(Records from a dataset)
═══
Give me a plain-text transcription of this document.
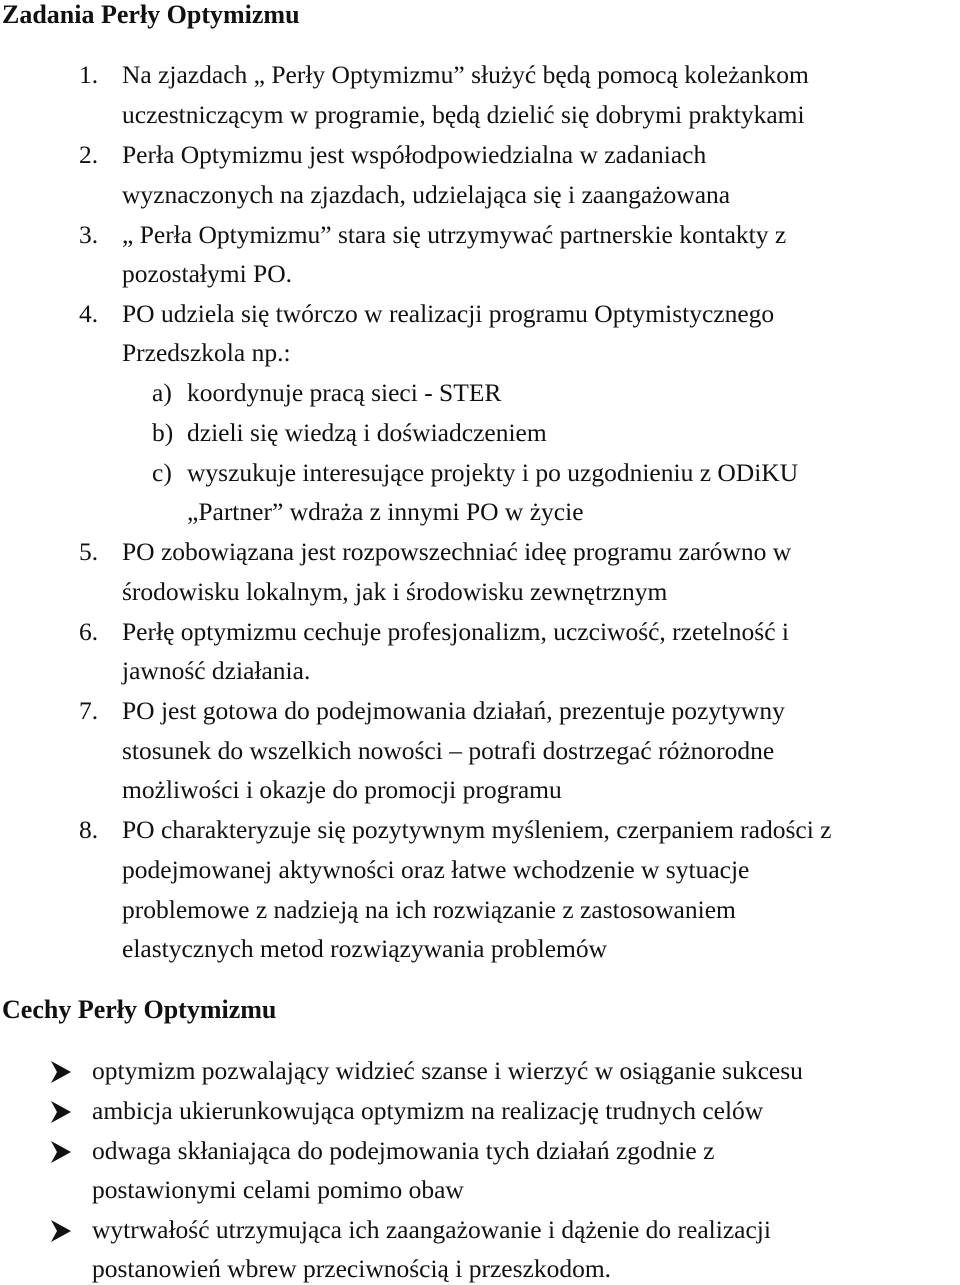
Zadania Perły Optymizmu
1. Na zjazdach „ Perły Optymizmu” służyć będą pomocą koleżankom
uczestniczącym w programie, będą dzielić się dobrymi praktykami
2. Perła Optymizmu jest współodpowiedzialna w zadaniach
wyznaczonych na zjazdach, udzielająca się i zaangażowana
3. „ Perła Optymizmu” stara się utrzymywać partnerskie kontakty z
pozostałymi PO.
4. PO udziela się twórczo w realizacji programu Optymistycznego
Przedszkola np.:
a) koordynuje pracą sieci - STER
b) dzieli się wiedzą i doświadczeniem
c) wyszukuje interesujące projekty i po uzgodnieniu z ODiKU
„Partner” wdraża z innymi PO w życie
5. PO zobowiązana jest rozpowszechniać ideę programu zarówno w
środowisku lokalnym, jak i środowisku zewnętrznym
6. Perłę optymizmu cechuje profesjonalizm, uczciwość, rzetelność i
jawność działania.
7. PO jest gotowa do podejmowania działań, prezentuje pozytywny
stosunek do wszelkich nowości – potrafi dostrzegać różnorodne
możliwości i okazje do promocji programu
8. PO charakteryzuje się pozytywnym myśleniem, czerpaniem radości z
podejmowanej aktywności oraz łatwe wchodzenie w sytuacje
problemowe z nadzieją na ich rozwiązanie z zastosowaniem
elastycznych metod rozwiązywania problemów
Cechy Perły Optymizmu
optymizm pozwalający widzieć szanse i wierzyć w osiąganie sukcesu
ambicja ukierunkowująca optymizm na realizację trudnych celów
odwaga skłaniająca do podejmowania tych działań zgodnie z
postawionymi celami pomimo obaw
wytrwałość utrzymująca ich zaangażowanie i dążenie do realizacji
postanowień wbrew przeciwnością i przeszkodom.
═══
**To be done:**
Your copy should match the records word for word, with the pictures removed.

**Full response:**
Give me a plain-text transcription of this document.
Zadania Perły Optymizmu
1. Na zjazdach „ Perły Optymizmu” służyć będą pomocą koleżankom
uczestniczącym w programie, będą dzielić się dobrymi praktykami
2. Perła Optymizmu jest współodpowiedzialna w zadaniach
wyznaczonych na zjazdach, udzielająca się i zaangażowana
3. „ Perła Optymizmu” stara się utrzymywać partnerskie kontakty z
pozostałymi PO.
4. PO udziela się twórczo w realizacji programu Optymistycznego
Przedszkola np.:
a) koordynuje pracą sieci - STER
b) dzieli się wiedzą i doświadczeniem
c) wyszukuje interesujące projekty i po uzgodnieniu z ODiKU
„Partner” wdraża z innymi PO w życie
5. PO zobowiązana jest rozpowszechniać ideę programu zarówno w
środowisku lokalnym, jak i środowisku zewnętrznym
6. Perłę optymizmu cechuje profesjonalizm, uczciwość, rzetelność i
jawność działania.
7. PO jest gotowa do podejmowania działań, prezentuje pozytywny
stosunek do wszelkich nowości – potrafi dostrzegać różnorodne
możliwości i okazje do promocji programu
8. PO charakteryzuje się pozytywnym myśleniem, czerpaniem radości z
podejmowanej aktywności oraz łatwe wchodzenie w sytuacje
problemowe z nadzieją na ich rozwiązanie z zastosowaniem
elastycznych metod rozwiązywania problemów
Cechy Perły Optymizmu
optymizm pozwalający widzieć szanse i wierzyć w osiąganie sukcesu
ambicja ukierunkowująca optymizm na realizację trudnych celów
odwaga skłaniająca do podejmowania tych działań zgodnie z
postawionymi celami pomimo obaw
wytrwałość utrzymująca ich zaangażowanie i dążenie do realizacji
postanowień wbrew przeciwnością i przeszkodom.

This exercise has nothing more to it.